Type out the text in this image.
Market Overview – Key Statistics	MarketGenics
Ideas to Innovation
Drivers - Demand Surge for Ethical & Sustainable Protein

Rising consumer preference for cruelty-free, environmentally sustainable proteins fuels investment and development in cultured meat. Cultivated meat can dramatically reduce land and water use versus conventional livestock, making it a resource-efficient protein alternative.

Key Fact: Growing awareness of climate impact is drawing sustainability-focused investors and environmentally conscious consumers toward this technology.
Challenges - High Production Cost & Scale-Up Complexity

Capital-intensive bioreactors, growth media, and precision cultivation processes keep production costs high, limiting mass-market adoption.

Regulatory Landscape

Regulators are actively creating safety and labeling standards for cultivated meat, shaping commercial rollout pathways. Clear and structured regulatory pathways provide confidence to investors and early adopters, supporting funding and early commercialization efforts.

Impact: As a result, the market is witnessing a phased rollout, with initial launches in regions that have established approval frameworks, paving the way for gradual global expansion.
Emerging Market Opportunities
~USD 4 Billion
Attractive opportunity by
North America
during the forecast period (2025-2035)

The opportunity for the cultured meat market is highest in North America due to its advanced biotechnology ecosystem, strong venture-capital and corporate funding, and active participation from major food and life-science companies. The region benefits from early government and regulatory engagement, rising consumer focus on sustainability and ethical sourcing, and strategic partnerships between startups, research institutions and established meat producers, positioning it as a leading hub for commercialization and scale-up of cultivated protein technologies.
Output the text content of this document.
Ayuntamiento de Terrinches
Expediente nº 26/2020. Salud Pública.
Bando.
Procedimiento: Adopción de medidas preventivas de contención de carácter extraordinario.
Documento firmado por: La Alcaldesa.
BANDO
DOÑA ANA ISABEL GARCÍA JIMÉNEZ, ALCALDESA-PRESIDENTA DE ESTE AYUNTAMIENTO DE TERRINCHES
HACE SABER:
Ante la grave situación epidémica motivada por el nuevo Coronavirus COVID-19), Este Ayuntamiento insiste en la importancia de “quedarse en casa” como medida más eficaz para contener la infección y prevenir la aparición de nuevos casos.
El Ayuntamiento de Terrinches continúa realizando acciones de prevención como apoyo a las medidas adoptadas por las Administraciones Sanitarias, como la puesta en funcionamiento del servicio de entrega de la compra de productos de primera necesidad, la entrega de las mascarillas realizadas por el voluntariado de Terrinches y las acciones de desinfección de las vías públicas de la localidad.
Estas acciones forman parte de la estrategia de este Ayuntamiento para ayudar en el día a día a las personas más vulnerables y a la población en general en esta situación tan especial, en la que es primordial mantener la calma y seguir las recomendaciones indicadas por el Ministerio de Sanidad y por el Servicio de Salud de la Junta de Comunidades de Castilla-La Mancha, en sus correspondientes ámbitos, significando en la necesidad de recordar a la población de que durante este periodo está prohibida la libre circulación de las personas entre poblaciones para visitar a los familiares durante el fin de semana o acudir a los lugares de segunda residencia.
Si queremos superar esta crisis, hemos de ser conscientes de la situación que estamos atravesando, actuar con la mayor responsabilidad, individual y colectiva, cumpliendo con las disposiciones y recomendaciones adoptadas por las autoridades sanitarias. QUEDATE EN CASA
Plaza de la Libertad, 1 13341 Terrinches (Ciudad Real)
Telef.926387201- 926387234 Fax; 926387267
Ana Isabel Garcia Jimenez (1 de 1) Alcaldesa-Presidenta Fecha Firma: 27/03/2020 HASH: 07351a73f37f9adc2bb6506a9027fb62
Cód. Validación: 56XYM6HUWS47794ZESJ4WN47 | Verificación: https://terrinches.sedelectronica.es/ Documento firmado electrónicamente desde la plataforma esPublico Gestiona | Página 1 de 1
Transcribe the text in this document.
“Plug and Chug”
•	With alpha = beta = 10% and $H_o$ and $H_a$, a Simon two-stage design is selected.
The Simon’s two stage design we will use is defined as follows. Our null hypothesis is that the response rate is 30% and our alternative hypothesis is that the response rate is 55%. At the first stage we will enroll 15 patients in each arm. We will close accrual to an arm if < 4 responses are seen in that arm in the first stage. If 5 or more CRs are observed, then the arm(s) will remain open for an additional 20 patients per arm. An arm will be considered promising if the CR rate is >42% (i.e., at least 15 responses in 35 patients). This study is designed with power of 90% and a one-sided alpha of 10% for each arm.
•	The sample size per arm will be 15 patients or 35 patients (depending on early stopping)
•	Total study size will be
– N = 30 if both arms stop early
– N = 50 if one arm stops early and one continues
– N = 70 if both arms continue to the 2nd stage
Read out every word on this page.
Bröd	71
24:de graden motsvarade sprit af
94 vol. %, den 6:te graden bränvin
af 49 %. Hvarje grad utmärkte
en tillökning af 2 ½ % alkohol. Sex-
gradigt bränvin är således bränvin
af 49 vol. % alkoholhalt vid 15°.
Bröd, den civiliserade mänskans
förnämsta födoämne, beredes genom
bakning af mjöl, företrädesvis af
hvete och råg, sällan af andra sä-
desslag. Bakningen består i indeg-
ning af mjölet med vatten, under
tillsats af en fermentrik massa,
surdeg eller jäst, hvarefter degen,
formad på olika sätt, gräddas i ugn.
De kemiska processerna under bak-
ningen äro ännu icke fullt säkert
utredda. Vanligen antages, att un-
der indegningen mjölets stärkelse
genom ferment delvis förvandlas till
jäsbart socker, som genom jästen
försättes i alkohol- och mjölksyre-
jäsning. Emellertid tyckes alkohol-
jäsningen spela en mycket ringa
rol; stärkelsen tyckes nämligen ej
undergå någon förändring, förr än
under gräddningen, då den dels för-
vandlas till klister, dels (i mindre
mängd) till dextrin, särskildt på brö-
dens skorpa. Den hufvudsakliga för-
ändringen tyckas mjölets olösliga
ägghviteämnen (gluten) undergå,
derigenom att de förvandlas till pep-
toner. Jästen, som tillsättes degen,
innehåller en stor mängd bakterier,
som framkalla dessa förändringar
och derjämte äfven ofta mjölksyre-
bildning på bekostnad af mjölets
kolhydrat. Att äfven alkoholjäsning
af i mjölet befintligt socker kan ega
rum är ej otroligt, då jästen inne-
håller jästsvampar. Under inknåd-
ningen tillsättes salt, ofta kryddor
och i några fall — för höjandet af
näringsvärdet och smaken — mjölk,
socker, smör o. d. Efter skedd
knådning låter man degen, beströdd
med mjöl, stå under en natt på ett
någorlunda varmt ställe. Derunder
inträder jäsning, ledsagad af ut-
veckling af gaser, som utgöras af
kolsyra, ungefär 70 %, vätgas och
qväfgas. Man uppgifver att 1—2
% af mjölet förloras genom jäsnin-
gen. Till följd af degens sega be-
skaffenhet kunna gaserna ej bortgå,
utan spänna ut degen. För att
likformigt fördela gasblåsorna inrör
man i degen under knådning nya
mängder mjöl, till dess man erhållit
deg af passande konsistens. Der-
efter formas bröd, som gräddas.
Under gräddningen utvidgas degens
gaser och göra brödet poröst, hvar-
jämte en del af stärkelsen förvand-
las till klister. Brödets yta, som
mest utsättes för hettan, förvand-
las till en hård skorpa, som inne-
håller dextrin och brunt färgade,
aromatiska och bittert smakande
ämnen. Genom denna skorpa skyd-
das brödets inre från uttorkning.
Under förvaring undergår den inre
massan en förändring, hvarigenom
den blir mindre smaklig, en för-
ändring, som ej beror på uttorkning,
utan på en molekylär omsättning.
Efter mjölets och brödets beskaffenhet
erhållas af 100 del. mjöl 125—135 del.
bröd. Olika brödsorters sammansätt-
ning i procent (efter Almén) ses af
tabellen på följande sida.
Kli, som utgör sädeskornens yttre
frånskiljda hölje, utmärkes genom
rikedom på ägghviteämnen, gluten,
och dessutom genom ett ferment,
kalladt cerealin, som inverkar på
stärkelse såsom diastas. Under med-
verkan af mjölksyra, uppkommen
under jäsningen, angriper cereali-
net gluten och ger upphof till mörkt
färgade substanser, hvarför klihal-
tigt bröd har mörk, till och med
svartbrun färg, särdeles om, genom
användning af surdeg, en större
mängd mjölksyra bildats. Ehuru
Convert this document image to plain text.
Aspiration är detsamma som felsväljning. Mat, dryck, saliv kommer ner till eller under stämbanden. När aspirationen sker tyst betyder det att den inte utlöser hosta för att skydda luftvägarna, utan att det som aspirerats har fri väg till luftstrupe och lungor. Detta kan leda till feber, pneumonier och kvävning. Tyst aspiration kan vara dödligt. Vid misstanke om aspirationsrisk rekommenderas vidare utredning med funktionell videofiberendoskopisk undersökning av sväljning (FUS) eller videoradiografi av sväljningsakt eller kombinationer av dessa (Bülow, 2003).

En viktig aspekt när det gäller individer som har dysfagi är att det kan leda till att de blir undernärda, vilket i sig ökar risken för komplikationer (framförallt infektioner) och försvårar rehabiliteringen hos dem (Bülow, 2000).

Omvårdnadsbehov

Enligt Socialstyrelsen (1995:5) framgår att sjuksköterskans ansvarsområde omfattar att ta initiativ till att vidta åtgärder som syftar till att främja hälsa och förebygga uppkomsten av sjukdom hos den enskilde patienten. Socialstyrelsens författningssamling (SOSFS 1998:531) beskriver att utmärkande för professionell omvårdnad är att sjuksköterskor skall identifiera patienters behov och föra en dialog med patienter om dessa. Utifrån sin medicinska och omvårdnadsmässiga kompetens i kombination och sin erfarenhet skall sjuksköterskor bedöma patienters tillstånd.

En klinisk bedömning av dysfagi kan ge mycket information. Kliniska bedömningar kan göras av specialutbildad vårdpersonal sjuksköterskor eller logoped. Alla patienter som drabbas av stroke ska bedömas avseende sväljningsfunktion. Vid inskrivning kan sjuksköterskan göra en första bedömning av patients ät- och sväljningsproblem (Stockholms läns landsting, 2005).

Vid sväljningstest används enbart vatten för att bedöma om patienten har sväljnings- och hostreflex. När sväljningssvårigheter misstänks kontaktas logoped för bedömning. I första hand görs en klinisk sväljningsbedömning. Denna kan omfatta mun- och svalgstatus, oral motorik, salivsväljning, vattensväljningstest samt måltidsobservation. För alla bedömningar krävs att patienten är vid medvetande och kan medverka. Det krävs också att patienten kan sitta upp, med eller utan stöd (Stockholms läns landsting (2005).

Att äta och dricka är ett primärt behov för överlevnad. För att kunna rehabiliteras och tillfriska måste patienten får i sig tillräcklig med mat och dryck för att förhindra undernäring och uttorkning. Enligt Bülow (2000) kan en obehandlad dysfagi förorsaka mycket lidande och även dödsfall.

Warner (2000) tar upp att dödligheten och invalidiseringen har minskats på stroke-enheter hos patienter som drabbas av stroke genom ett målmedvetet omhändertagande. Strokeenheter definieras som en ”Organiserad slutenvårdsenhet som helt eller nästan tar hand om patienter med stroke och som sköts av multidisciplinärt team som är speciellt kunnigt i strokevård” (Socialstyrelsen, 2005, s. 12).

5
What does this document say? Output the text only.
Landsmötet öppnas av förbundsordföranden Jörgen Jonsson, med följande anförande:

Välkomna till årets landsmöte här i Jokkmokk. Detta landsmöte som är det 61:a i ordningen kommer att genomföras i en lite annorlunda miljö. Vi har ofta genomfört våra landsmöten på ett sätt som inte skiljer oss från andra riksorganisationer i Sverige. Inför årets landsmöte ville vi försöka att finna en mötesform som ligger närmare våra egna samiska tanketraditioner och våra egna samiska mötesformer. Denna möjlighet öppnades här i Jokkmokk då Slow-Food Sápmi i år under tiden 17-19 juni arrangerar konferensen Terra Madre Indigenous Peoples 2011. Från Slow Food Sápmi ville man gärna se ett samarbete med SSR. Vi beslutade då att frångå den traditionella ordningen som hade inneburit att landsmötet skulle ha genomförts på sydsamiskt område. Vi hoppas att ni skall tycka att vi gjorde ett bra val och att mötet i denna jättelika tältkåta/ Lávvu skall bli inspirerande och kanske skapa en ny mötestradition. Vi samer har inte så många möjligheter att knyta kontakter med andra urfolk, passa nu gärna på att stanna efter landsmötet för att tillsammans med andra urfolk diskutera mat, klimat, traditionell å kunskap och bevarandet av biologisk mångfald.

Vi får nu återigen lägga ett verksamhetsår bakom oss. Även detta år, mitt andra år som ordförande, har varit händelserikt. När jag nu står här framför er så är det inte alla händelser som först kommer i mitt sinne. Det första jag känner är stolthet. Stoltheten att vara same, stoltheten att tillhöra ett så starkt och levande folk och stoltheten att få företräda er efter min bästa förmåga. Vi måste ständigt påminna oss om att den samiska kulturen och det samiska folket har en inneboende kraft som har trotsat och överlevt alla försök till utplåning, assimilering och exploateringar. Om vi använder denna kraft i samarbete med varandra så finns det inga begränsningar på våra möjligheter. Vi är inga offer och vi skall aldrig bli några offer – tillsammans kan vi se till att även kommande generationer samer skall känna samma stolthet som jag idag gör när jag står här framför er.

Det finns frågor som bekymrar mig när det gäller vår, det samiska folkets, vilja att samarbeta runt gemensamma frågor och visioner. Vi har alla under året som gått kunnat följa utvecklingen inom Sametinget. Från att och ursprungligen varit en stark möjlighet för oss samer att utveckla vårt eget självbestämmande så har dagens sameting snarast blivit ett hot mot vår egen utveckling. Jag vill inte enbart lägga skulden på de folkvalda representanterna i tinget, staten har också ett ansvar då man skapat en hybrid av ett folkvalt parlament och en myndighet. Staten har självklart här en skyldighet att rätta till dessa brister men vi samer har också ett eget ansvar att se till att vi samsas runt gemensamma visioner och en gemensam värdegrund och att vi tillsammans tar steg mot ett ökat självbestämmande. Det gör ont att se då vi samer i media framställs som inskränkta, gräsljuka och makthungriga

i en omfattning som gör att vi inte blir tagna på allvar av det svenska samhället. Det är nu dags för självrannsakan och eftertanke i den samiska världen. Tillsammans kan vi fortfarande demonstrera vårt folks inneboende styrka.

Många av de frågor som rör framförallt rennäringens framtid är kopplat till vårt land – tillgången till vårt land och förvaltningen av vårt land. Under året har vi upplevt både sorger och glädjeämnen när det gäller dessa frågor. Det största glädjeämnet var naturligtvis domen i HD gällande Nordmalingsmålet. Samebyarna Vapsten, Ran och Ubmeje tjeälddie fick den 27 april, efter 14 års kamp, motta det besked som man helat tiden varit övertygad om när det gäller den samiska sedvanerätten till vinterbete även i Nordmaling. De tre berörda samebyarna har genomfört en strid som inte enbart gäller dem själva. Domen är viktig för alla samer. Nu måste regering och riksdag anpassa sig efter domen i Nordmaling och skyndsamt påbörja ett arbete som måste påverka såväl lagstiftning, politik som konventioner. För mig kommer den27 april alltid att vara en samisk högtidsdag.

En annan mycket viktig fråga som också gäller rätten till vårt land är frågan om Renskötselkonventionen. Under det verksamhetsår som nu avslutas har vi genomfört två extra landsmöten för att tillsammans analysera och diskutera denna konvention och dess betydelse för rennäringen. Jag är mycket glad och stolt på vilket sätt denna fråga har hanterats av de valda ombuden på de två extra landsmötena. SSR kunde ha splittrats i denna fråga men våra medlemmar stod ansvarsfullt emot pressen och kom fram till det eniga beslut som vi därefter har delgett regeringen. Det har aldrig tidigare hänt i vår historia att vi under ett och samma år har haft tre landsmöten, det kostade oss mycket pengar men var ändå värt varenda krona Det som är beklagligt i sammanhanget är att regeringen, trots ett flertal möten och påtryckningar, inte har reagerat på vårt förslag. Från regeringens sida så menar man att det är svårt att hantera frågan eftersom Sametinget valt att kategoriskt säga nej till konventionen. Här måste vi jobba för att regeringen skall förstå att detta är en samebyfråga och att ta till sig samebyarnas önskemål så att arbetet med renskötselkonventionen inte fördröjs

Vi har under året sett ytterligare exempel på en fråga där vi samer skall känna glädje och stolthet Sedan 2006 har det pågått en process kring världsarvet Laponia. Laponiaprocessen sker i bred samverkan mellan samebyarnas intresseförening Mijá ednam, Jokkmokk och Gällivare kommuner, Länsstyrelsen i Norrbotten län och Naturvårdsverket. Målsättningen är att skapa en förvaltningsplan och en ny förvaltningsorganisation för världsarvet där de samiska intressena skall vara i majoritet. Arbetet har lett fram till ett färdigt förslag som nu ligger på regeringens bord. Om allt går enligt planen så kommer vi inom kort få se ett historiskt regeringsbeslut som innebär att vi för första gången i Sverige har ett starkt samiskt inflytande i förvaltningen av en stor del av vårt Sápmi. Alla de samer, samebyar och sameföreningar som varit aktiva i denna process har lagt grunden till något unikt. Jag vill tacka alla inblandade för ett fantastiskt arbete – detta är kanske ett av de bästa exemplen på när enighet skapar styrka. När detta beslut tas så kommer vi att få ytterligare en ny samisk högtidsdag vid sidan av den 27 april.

Work instruction =
Filter the data, keeping only the lines that contain "äfven".

Solution =
och derjämte äfven ofta mjölksyre-
kolhydrat. Att äfven alkoholjäsning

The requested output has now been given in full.